• [INSTRUCTION]: The entries below should be transcribed in their entirety, exactly as written.

• [RECORDS FOR THE EXERCISE]:
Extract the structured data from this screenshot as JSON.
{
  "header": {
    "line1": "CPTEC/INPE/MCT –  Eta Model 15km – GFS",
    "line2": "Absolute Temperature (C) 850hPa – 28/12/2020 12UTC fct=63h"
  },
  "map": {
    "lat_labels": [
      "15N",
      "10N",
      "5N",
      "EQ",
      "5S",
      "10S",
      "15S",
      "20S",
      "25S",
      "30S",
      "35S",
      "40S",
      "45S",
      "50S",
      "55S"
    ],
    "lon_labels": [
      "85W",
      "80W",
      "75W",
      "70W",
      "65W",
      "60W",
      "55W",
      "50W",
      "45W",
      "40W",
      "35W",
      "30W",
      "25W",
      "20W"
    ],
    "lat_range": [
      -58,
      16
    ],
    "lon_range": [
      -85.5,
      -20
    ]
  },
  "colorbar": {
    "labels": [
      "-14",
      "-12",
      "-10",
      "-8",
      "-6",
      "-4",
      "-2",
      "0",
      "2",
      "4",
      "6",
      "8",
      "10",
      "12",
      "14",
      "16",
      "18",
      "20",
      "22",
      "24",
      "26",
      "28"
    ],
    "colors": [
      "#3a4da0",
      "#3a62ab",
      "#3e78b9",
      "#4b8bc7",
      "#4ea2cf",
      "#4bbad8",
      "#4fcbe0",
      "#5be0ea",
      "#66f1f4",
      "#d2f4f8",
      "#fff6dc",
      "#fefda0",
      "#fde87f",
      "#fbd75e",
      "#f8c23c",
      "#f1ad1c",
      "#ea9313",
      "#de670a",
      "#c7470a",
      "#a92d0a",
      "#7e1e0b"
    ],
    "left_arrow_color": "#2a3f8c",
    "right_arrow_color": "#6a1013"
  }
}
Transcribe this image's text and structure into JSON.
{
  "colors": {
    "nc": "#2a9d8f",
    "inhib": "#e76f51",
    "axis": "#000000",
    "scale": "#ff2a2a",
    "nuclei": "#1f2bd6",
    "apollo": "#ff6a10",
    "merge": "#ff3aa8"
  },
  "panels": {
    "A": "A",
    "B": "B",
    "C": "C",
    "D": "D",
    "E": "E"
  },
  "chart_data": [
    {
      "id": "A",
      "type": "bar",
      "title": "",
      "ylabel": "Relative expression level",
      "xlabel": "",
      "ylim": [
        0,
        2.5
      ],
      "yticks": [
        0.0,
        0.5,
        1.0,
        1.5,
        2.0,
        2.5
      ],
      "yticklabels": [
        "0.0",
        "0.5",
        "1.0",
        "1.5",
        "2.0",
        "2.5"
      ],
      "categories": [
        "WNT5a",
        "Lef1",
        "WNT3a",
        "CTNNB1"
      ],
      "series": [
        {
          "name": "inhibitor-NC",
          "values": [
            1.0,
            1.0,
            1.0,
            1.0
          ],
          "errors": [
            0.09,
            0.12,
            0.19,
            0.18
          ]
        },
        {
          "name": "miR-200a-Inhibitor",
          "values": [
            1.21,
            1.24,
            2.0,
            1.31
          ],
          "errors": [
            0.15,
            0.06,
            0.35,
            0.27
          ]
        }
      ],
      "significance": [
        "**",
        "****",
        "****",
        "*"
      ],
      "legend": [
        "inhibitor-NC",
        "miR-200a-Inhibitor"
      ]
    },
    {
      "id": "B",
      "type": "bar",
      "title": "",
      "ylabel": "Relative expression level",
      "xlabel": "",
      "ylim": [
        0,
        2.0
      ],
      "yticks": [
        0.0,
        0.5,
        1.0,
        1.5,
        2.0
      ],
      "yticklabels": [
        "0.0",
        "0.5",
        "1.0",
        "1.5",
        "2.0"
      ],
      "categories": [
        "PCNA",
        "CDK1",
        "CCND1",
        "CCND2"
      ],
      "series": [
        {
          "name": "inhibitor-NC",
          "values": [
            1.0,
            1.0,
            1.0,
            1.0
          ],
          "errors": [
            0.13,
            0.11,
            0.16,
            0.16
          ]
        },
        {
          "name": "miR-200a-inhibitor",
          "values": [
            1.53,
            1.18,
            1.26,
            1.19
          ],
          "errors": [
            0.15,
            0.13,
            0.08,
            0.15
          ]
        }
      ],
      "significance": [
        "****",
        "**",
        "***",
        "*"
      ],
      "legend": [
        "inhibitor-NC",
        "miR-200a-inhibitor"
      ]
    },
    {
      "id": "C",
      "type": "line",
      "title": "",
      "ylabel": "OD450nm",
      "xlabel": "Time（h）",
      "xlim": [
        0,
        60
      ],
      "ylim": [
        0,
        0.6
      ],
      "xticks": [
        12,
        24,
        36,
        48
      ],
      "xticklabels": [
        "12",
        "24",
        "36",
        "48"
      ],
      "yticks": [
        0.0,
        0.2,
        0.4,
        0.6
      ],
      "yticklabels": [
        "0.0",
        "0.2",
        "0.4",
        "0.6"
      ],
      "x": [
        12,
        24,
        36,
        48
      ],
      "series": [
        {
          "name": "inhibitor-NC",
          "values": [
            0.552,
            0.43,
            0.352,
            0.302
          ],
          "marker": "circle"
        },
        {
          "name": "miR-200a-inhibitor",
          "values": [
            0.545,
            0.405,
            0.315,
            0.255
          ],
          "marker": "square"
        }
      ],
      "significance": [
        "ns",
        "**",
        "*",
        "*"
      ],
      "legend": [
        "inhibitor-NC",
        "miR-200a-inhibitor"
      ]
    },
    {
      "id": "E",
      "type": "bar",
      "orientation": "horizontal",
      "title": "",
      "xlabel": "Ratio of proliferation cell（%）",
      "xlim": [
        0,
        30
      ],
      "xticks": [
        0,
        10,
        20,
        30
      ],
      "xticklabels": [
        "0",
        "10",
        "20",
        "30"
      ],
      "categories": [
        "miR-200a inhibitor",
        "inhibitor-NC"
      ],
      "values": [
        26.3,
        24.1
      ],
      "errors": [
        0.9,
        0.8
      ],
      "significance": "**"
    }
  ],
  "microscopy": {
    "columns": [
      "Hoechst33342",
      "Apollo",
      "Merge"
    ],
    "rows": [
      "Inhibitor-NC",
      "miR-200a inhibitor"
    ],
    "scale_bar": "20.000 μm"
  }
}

• [COMPLETE ANSWER]:
Extract the structured data from this screenshot as JSON.
{
  "header": {
    "line1": "CPTEC/INPE/MCT –  Eta Model 15km – GFS",
    "line2": "Absolute Temperature (C) 850hPa – 28/12/2020 12UTC fct=63h"
  },
  "map": {
    "lat_labels": [
      "15N",
      "10N",
      "5N",
      "EQ",
      "5S",
      "10S",
      "15S",
      "20S",
      "25S",
      "30S",
      "35S",
      "40S",
      "45S",
      "50S",
      "55S"
    ],
    "lon_labels": [
      "85W",
      "80W",
      "75W",
      "70W",
      "65W",
      "60W",
      "55W",
      "50W",
      "45W",
      "40W",
      "35W",
      "30W",
      "25W",
      "20W"
    ],
    "lat_range": [
      -58,
      16
    ],
    "lon_range": [
      -85.5,
      -20
    ]
  },
  "colorbar": {
    "labels": [
      "-14",
      "-12",
      "-10",
      "-8",
      "-6",
      "-4",
      "-2",
      "0",
      "2",
      "4",
      "6",
      "8",
      "10",
      "12",
      "14",
      "16",
      "18",
      "20",
      "22",
      "24",
      "26",
      "28"
    ],
    "colors": [
      "#3a4da0",
      "#3a62ab",
      "#3e78b9",
      "#4b8bc7",
      "#4ea2cf",
      "#4bbad8",
      "#4fcbe0",
      "#5be0ea",
      "#66f1f4",
      "#d2f4f8",
      "#fff6dc",
      "#fefda0",
      "#fde87f",
      "#fbd75e",
      "#f8c23c",
      "#f1ad1c",
      "#ea9313",
      "#de670a",
      "#c7470a",
      "#a92d0a",
      "#7e1e0b"
    ],
    "left_arrow_color": "#2a3f8c",
    "right_arrow_color": "#6a1013"
  }
}
Transcribe this image's text and structure into JSON.
{
  "colors": {
    "nc": "#2a9d8f",
    "inhib": "#e76f51",
    "axis": "#000000",
    "scale": "#ff2a2a",
    "nuclei": "#1f2bd6",
    "apollo": "#ff6a10",
    "merge": "#ff3aa8"
  },
  "panels": {
    "A": "A",
    "B": "B",
    "C": "C",
    "D": "D",
    "E": "E"
  },
  "chart_data": [
    {
      "id": "A",
      "type": "bar",
      "title": "",
      "ylabel": "Relative expression level",
      "xlabel": "",
      "ylim": [
        0,
        2.5
      ],
      "yticks": [
        0.0,
        0.5,
        1.0,
        1.5,
        2.0,
        2.5
      ],
      "yticklabels": [
        "0.0",
        "0.5",
        "1.0",
        "1.5",
        "2.0",
        "2.5"
      ],
      "categories": [
        "WNT5a",
        "Lef1",
        "WNT3a",
        "CTNNB1"
      ],
      "series": [
        {
          "name": "inhibitor-NC",
          "values": [
            1.0,
            1.0,
            1.0,
            1.0
          ],
          "errors": [
            0.09,
            0.12,
            0.19,
            0.18
          ]
        },
        {
          "name": "miR-200a-Inhibitor",
          "values": [
            1.21,
            1.24,
            2.0,
            1.31
          ],
          "errors": [
            0.15,
            0.06,
            0.35,
            0.27
          ]
        }
      ],
      "significance": [
        "**",
        "****",
        "****",
        "*"
      ],
      "legend": [
        "inhibitor-NC",
        "miR-200a-Inhibitor"
      ]
    },
    {
      "id": "B",
      "type": "bar",
      "title": "",
      "ylabel": "Relative expression level",
      "xlabel": "",
      "ylim": [
        0,
        2.0
      ],
      "yticks": [
        0.0,
        0.5,
        1.0,
        1.5,
        2.0
      ],
      "yticklabels": [
        "0.0",
        "0.5",
        "1.0",
        "1.5",
        "2.0"
      ],
      "categories": [
        "PCNA",
        "CDK1",
        "CCND1",
        "CCND2"
      ],
      "series": [
        {
          "name": "inhibitor-NC",
          "values": [
            1.0,
            1.0,
            1.0,
            1.0
          ],
          "errors": [
            0.13,
            0.11,
            0.16,
            0.16
          ]
        },
        {
          "name": "miR-200a-inhibitor",
          "values": [
            1.53,
            1.18,
            1.26,
            1.19
          ],
          "errors": [
            0.15,
            0.13,
            0.08,
            0.15
          ]
        }
      ],
      "significance": [
        "****",
        "**",
        "***",
        "*"
      ],
      "legend": [
        "inhibitor-NC",
        "miR-200a-inhibitor"
      ]
    },
    {
      "id": "C",
      "type": "line",
      "title": "",
      "ylabel": "OD450nm",
      "xlabel": "Time（h）",
      "xlim": [
        0,
        60
      ],
      "ylim": [
        0,
        0.6
      ],
      "xticks": [
        12,
        24,
        36,
        48
      ],
      "xticklabels": [
        "12",
        "24",
        "36",
        "48"
      ],
      "yticks": [
        0.0,
        0.2,
        0.4,
        0.6
      ],
      "yticklabels": [
        "0.0",
        "0.2",
        "0.4",
        "0.6"
      ],
      "x": [
        12,
        24,
        36,
        48
      ],
      "series": [
        {
          "name": "inhibitor-NC",
          "values": [
            0.552,
            0.43,
            0.352,
            0.302
          ],
          "marker": "circle"
        },
        {
          "name": "miR-200a-inhibitor",
          "values": [
            0.545,
            0.405,
            0.315,
            0.255
          ],
          "marker": "square"
        }
      ],
      "significance": [
        "ns",
        "**",
        "*",
        "*"
      ],
      "legend": [
        "inhibitor-NC",
        "miR-200a-inhibitor"
      ]
    },
    {
      "id": "E",
      "type": "bar",
      "orientation": "horizontal",
      "title": "",
      "xlabel": "Ratio of proliferation cell（%）",
      "xlim": [
        0,
        30
      ],
      "xticks": [
        0,
        10,
        20,
        30
      ],
      "xticklabels": [
        "0",
        "10",
        "20",
        "30"
      ],
      "categories": [
        "miR-200a inhibitor",
        "inhibitor-NC"
      ],
      "values": [
        26.3,
        24.1
      ],
      "errors": [
        0.9,
        0.8
      ],
      "significance": "**"
    }
  ],
  "microscopy": {
    "columns": [
      "Hoechst33342",
      "Apollo",
      "Merge"
    ],
    "rows": [
      "Inhibitor-NC",
      "miR-200a inhibitor"
    ],
    "scale_bar": "20.000 μm"
  }
}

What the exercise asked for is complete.